◆ Written task A
Decide whether each statement agrees with the passage on the 1994 election. Give yes or no for each, with the deciding words of the passage quoted exactly.
(i) Republican strategists say the "contract" strategy has worked as planned.
(ii) Four incumbent congressmen were defeated in primaries this year.
(iii) Nineteen incumbent congressmen were defeated in primaries in 1992.
◆ Written task B
According to the passage on the 1994 election, what is the real test of Tuesday's election?
◆ Written task C
List every number written in numerals in the passage on the 1994 election.

◆ Selected text
^^^^

But Republican strategists, while agreeing that the "contract" strategy hasn't worked as planned, say that it did force GOP candidates to talk about the issues, and thus added some substance to their Clinton-bashing.
Among the issues being pushed by Republican challengers this fall: specific alternatives to the Clinton agenda on crime, welfare reform and other issues, as well as an overall message of less government that appears to fit the voters' mood in many parts of the country.
The wild card factor of 1994: Although anti-incumbent feelings are supposed to be stronger than ever, the real test of Tuesday's election is whether voters are angry enough to throw out their local congressmen. This year, only four incumbent congressmen were defeated in primaries (compared with 19 in 1992).

^^^^

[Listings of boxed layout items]
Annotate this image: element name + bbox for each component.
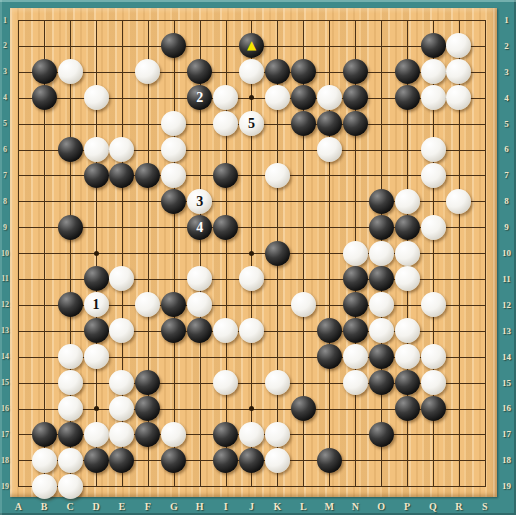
board-point-N15[interactable]	[342, 370, 368, 396]
white-stone	[58, 448, 83, 473]
black-stone	[395, 85, 420, 110]
board-point-M14[interactable]	[316, 344, 342, 370]
white-stone	[265, 85, 290, 110]
white-stone	[395, 266, 420, 291]
column-label-H: H	[187, 497, 213, 515]
white-stone	[239, 318, 264, 343]
white-stone	[84, 422, 109, 447]
board-point-F12[interactable]	[135, 292, 161, 318]
board-point-P16[interactable]	[394, 395, 420, 421]
board-point-H11[interactable]	[187, 266, 213, 292]
black-stone	[369, 215, 394, 240]
board-point-M4[interactable]	[316, 85, 342, 111]
board-point-G8[interactable]	[161, 188, 187, 214]
board-point-L16[interactable]	[290, 395, 316, 421]
board-point-Q12[interactable]	[420, 292, 446, 318]
white-stone	[446, 85, 471, 110]
row-coordinates-left: 12345678910111213141516171819	[0, 7, 10, 499]
board-point-R4[interactable]	[446, 85, 472, 111]
white-stone	[84, 85, 109, 110]
row-coordinates-left-label-19: 19	[0, 473, 10, 499]
black-stone: 2	[187, 85, 212, 110]
black-stone	[291, 59, 316, 84]
black-stone	[213, 448, 238, 473]
board-point-D12[interactable]: 1	[83, 292, 109, 318]
white-stone	[395, 241, 420, 266]
row-coordinates-right-label-14: 14	[497, 344, 516, 370]
board-point-B4[interactable]	[31, 85, 57, 111]
board-point-C9[interactable]	[57, 214, 83, 240]
white-stone	[161, 422, 186, 447]
black-stone	[58, 422, 83, 447]
white-stone	[265, 448, 290, 473]
white-stone	[421, 137, 446, 162]
board-point-N4[interactable]	[342, 85, 368, 111]
board-point-O11[interactable]	[368, 266, 394, 292]
board-point-Q14[interactable]	[420, 344, 446, 370]
move-number-label: 4	[196, 215, 203, 240]
board-point-F3[interactable]	[135, 59, 161, 85]
board-point-O14[interactable]	[368, 344, 394, 370]
board-point-E13[interactable]	[109, 318, 135, 344]
board-point-D13[interactable]	[83, 318, 109, 344]
row-coordinates-right-label-7: 7	[497, 162, 516, 188]
white-stone	[369, 318, 394, 343]
white-stone	[421, 85, 446, 110]
white-stone	[317, 85, 342, 110]
white-stone	[213, 85, 238, 110]
board-point-G12[interactable]	[161, 292, 187, 318]
white-stone	[421, 292, 446, 317]
column-label-D: D	[83, 497, 109, 515]
column-label-P: P	[394, 497, 420, 515]
board-point-K10[interactable]	[265, 240, 291, 266]
board-point-P9[interactable]	[394, 214, 420, 240]
black-stone	[421, 33, 446, 58]
board-point-J5[interactable]: 5	[239, 111, 265, 137]
white-stone	[135, 59, 160, 84]
board-point-C3[interactable]	[57, 59, 83, 85]
black-stone	[58, 137, 83, 162]
board-point-N10[interactable]	[342, 240, 368, 266]
board-point-H9[interactable]: 4	[187, 214, 213, 240]
black-stone	[84, 318, 109, 343]
white-stone	[187, 292, 212, 317]
black-stone	[135, 422, 160, 447]
board-point-K15[interactable]	[265, 370, 291, 396]
board-point-C6[interactable]	[57, 137, 83, 163]
board-point-L3[interactable]	[290, 59, 316, 85]
black-stone	[317, 344, 342, 369]
board-point-H12[interactable]	[187, 292, 213, 318]
board-point-L12[interactable]	[290, 292, 316, 318]
black-stone	[291, 85, 316, 110]
board-point-I15[interactable]	[213, 370, 239, 396]
black-stone	[135, 370, 160, 395]
white-stone	[446, 189, 471, 214]
board-point-J18[interactable]	[239, 447, 265, 473]
board-point-C17[interactable]	[57, 421, 83, 447]
black-stone	[343, 266, 368, 291]
board-point-R2[interactable]	[446, 33, 472, 59]
white-stone	[213, 111, 238, 136]
black-stone	[58, 215, 83, 240]
board-point-M13[interactable]	[316, 318, 342, 344]
board-point-P13[interactable]	[394, 318, 420, 344]
black-stone: 4	[187, 215, 212, 240]
black-stone	[395, 215, 420, 240]
board-point-D6[interactable]	[83, 137, 109, 163]
row-coordinates-right-label-6: 6	[497, 137, 516, 163]
board-point-N13[interactable]	[342, 318, 368, 344]
white-stone	[161, 163, 186, 188]
white-stone	[109, 370, 134, 395]
row-coordinates-right-label-18: 18	[497, 447, 516, 473]
black-stone	[213, 215, 238, 240]
black-stone	[213, 163, 238, 188]
board-point-R3[interactable]	[446, 59, 472, 85]
board-point-R8[interactable]	[446, 188, 472, 214]
column-label-B: B	[31, 497, 57, 515]
black-stone	[213, 422, 238, 447]
board-point-Q7[interactable]	[420, 162, 446, 188]
board-point-J2[interactable]: ▲	[239, 33, 265, 59]
board-point-I18[interactable]	[213, 447, 239, 473]
row-coordinates-right-label-12: 12	[497, 292, 516, 318]
black-stone	[317, 111, 342, 136]
board-point-P11[interactable]	[394, 266, 420, 292]
white-stone	[161, 111, 186, 136]
board-point-D11[interactable]	[83, 266, 109, 292]
board-point-M5[interactable]	[316, 111, 342, 137]
board-point-K18[interactable]	[265, 447, 291, 473]
white-stone	[369, 292, 394, 317]
board-point-E18[interactable]	[109, 447, 135, 473]
row-coordinates-left-label-1: 1	[0, 7, 10, 33]
black-stone	[291, 396, 316, 421]
board-point-C18[interactable]	[57, 447, 83, 473]
white-stone	[421, 215, 446, 240]
board-point-I7[interactable]	[213, 162, 239, 188]
black-stone	[343, 292, 368, 317]
white-stone	[109, 422, 134, 447]
column-label-E: E	[109, 497, 135, 515]
black-stone	[109, 448, 134, 473]
last-move-triangle-marker: ▲	[247, 39, 256, 51]
board-point-B18[interactable]	[31, 447, 57, 473]
white-stone	[32, 474, 57, 499]
row-coordinates-right-label-16: 16	[497, 395, 516, 421]
board-point-G7[interactable]	[161, 162, 187, 188]
white-stone	[109, 318, 134, 343]
row-coordinates-left-label-6: 6	[0, 137, 10, 163]
row-coordinates-left-label-11: 11	[0, 266, 10, 292]
board-point-O15[interactable]	[368, 370, 394, 396]
black-stone	[84, 163, 109, 188]
board-point-O12[interactable]	[368, 292, 394, 318]
black-stone	[84, 266, 109, 291]
board-point-G17[interactable]	[161, 421, 187, 447]
white-stone	[343, 241, 368, 266]
board-point-K3[interactable]	[265, 59, 291, 85]
column-label-L: L	[290, 497, 316, 515]
white-stone	[32, 448, 57, 473]
row-coordinates-left-label-7: 7	[0, 162, 10, 188]
white-stone	[58, 344, 83, 369]
board-point-Q16[interactable]	[420, 395, 446, 421]
black-stone	[265, 241, 290, 266]
board-point-C16[interactable]	[57, 395, 83, 421]
white-stone	[421, 59, 446, 84]
board-point-P15[interactable]	[394, 370, 420, 396]
black-stone	[161, 33, 186, 58]
board-point-E15[interactable]	[109, 370, 135, 396]
board-point-I4[interactable]	[213, 85, 239, 111]
white-stone	[421, 344, 446, 369]
row-coordinates-right-label-5: 5	[497, 111, 516, 137]
row-coordinates-left-label-2: 2	[0, 33, 10, 59]
white-stone	[84, 344, 109, 369]
board-point-J17[interactable]	[239, 421, 265, 447]
board-point-I13[interactable]	[213, 318, 239, 344]
white-stone	[265, 422, 290, 447]
white-stone	[421, 370, 446, 395]
black-stone	[32, 85, 57, 110]
board-point-P10[interactable]	[394, 240, 420, 266]
black-stone	[161, 448, 186, 473]
board-point-P4[interactable]	[394, 85, 420, 111]
board-point-F16[interactable]	[135, 395, 161, 421]
black-stone	[369, 422, 394, 447]
white-stone	[58, 59, 83, 84]
black-stone	[421, 396, 446, 421]
white-stone	[265, 370, 290, 395]
column-coordinates: ABCDEFGHIJKLMNOPQRS	[5, 497, 498, 515]
board-point-J11[interactable]	[239, 266, 265, 292]
go-board[interactable]: ▲25341	[5, 7, 498, 499]
board-point-K4[interactable]	[265, 85, 291, 111]
white-stone: 1	[84, 292, 109, 317]
board-point-C14[interactable]	[57, 344, 83, 370]
black-stone	[343, 318, 368, 343]
white-stone	[265, 163, 290, 188]
board-point-L5[interactable]	[290, 111, 316, 137]
board-point-Q4[interactable]	[420, 85, 446, 111]
row-coordinates-right-label-3: 3	[497, 59, 516, 85]
white-stone	[421, 163, 446, 188]
black-stone	[317, 318, 342, 343]
board-point-G13[interactable]	[161, 318, 187, 344]
row-coordinates-left-label-8: 8	[0, 188, 10, 214]
board-point-N3[interactable]	[342, 59, 368, 85]
white-stone: 5	[239, 111, 264, 136]
board-point-F17[interactable]	[135, 421, 161, 447]
white-stone	[343, 370, 368, 395]
board-point-Q2[interactable]	[420, 33, 446, 59]
board-point-O10[interactable]	[368, 240, 394, 266]
board-point-B17[interactable]	[31, 421, 57, 447]
row-coordinates-right-label-1: 1	[497, 7, 516, 33]
board-point-D18[interactable]	[83, 447, 109, 473]
board-point-Q6[interactable]	[420, 137, 446, 163]
white-stone	[446, 59, 471, 84]
row-coordinates-right: 12345678910111213141516171819	[497, 7, 516, 499]
black-stone	[343, 111, 368, 136]
board-point-E6[interactable]	[109, 137, 135, 163]
board-point-B3[interactable]	[31, 59, 57, 85]
row-coordinates-right-label-13: 13	[497, 318, 516, 344]
board-point-Q15[interactable]	[420, 370, 446, 396]
white-stone	[395, 344, 420, 369]
white-stone	[213, 318, 238, 343]
white-stone	[109, 396, 134, 421]
board-point-O9[interactable]	[368, 214, 394, 240]
board-point-N12[interactable]	[342, 292, 368, 318]
black-stone	[58, 292, 83, 317]
row-coordinates-left-label-15: 15	[0, 370, 10, 396]
row-coordinates-right-label-9: 9	[497, 214, 516, 240]
board-point-M6[interactable]	[316, 137, 342, 163]
white-stone	[239, 266, 264, 291]
white-stone	[369, 241, 394, 266]
row-coordinates-left-label-16: 16	[0, 395, 10, 421]
black-stone	[343, 85, 368, 110]
black-stone	[343, 59, 368, 84]
board-point-L4[interactable]	[290, 85, 316, 111]
star-point	[83, 395, 109, 421]
board-point-O8[interactable]	[368, 188, 394, 214]
move-number-label: 3	[196, 189, 203, 214]
board-point-N5[interactable]	[342, 111, 368, 137]
board-point-D17[interactable]	[83, 421, 109, 447]
row-coordinates-right-label-17: 17	[497, 421, 516, 447]
row-coordinates-right-label-15: 15	[497, 370, 516, 396]
column-label-M: M	[316, 497, 342, 515]
white-stone	[317, 137, 342, 162]
board-point-J13[interactable]	[239, 318, 265, 344]
board-point-H4[interactable]: 2	[187, 85, 213, 111]
white-stone	[58, 370, 83, 395]
row-coordinates-left-label-3: 3	[0, 59, 10, 85]
board-point-G2[interactable]	[161, 33, 187, 59]
board-point-P14[interactable]	[394, 344, 420, 370]
column-label-N: N	[342, 497, 368, 515]
board-point-P3[interactable]	[394, 59, 420, 85]
board-point-E16[interactable]	[109, 395, 135, 421]
board-point-O17[interactable]	[368, 421, 394, 447]
board-point-C12[interactable]	[57, 292, 83, 318]
star-point	[239, 240, 265, 266]
column-label-C: C	[57, 497, 83, 515]
row-coordinates-left-label-18: 18	[0, 447, 10, 473]
black-stone: ▲	[239, 33, 264, 58]
row-coordinates-left-label-4: 4	[0, 85, 10, 111]
column-label-F: F	[135, 497, 161, 515]
black-stone	[291, 111, 316, 136]
white-stone	[109, 266, 134, 291]
board-point-I9[interactable]	[213, 214, 239, 240]
row-coordinates-left-label-12: 12	[0, 292, 10, 318]
row-coordinates-right-label-8: 8	[497, 188, 516, 214]
black-stone	[161, 292, 186, 317]
white-stone	[213, 370, 238, 395]
board-point-D7[interactable]	[83, 162, 109, 188]
move-number-label: 1	[93, 292, 100, 317]
star-point	[239, 395, 265, 421]
black-stone	[32, 422, 57, 447]
board-point-I17[interactable]	[213, 421, 239, 447]
board-point-P8[interactable]	[394, 188, 420, 214]
board-point-J3[interactable]	[239, 59, 265, 85]
move-number-label: 5	[248, 111, 255, 136]
board-point-D14[interactable]	[83, 344, 109, 370]
star-point	[83, 240, 109, 266]
board-point-O13[interactable]	[368, 318, 394, 344]
board-point-H8[interactable]: 3	[187, 188, 213, 214]
black-stone	[369, 266, 394, 291]
black-stone	[369, 344, 394, 369]
board-point-F7[interactable]	[135, 162, 161, 188]
board-point-B19[interactable]	[31, 473, 57, 499]
black-stone	[187, 318, 212, 343]
black-stone	[369, 189, 394, 214]
board-point-G5[interactable]	[161, 111, 187, 137]
column-label-Q: Q	[420, 497, 446, 515]
board-point-E11[interactable]	[109, 266, 135, 292]
column-label-J: J	[239, 497, 265, 515]
board-point-C15[interactable]	[57, 370, 83, 396]
star-point	[239, 85, 265, 111]
black-stone	[135, 396, 160, 421]
board-point-G6[interactable]	[161, 137, 187, 163]
white-stone	[239, 422, 264, 447]
board-point-K7[interactable]	[265, 162, 291, 188]
board-point-F15[interactable]	[135, 370, 161, 396]
black-stone	[84, 448, 109, 473]
board-point-H13[interactable]	[187, 318, 213, 344]
board-point-D4[interactable]	[83, 85, 109, 111]
board-point-N14[interactable]	[342, 344, 368, 370]
board-point-Q9[interactable]	[420, 214, 446, 240]
row-coordinates-left-label-13: 13	[0, 318, 10, 344]
column-label-S: S	[472, 497, 498, 515]
board-point-E7[interactable]	[109, 162, 135, 188]
black-stone	[161, 318, 186, 343]
board-point-Q3[interactable]	[420, 59, 446, 85]
row-coordinates-right-label-4: 4	[497, 85, 516, 111]
white-stone	[395, 189, 420, 214]
board-point-G18[interactable]	[161, 447, 187, 473]
black-stone	[109, 163, 134, 188]
board-point-N11[interactable]	[342, 266, 368, 292]
row-coordinates-left-label-14: 14	[0, 344, 10, 370]
white-stone	[343, 344, 368, 369]
column-label-G: G	[161, 497, 187, 515]
column-label-K: K	[265, 497, 291, 515]
board-point-I5[interactable]	[213, 111, 239, 137]
row-coordinates-left-label-17: 17	[0, 421, 10, 447]
board-point-E17[interactable]	[109, 421, 135, 447]
row-coordinates-left-label-9: 9	[0, 214, 10, 240]
row-coordinates-left-label-5: 5	[0, 111, 10, 137]
board-point-K17[interactable]	[265, 421, 291, 447]
board-point-C19[interactable]	[57, 473, 83, 499]
black-stone	[161, 189, 186, 214]
white-stone	[58, 396, 83, 421]
board-point-H3[interactable]	[187, 59, 213, 85]
board-point-M18[interactable]	[316, 447, 342, 473]
white-stone	[239, 59, 264, 84]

^^^^

◆ Full response A
(i) No: "while agreeing that the "contract" strategy hasn't worked as planned"
(ii) Yes: "only four incumbent congressmen were defeated in primaries"
(iii) Yes: "(compared with 19 in 1992)"

◆ Full response B
Whether voters are angry enough to throw out their local congressmen.

◆ Full response C
1994, 19, 1992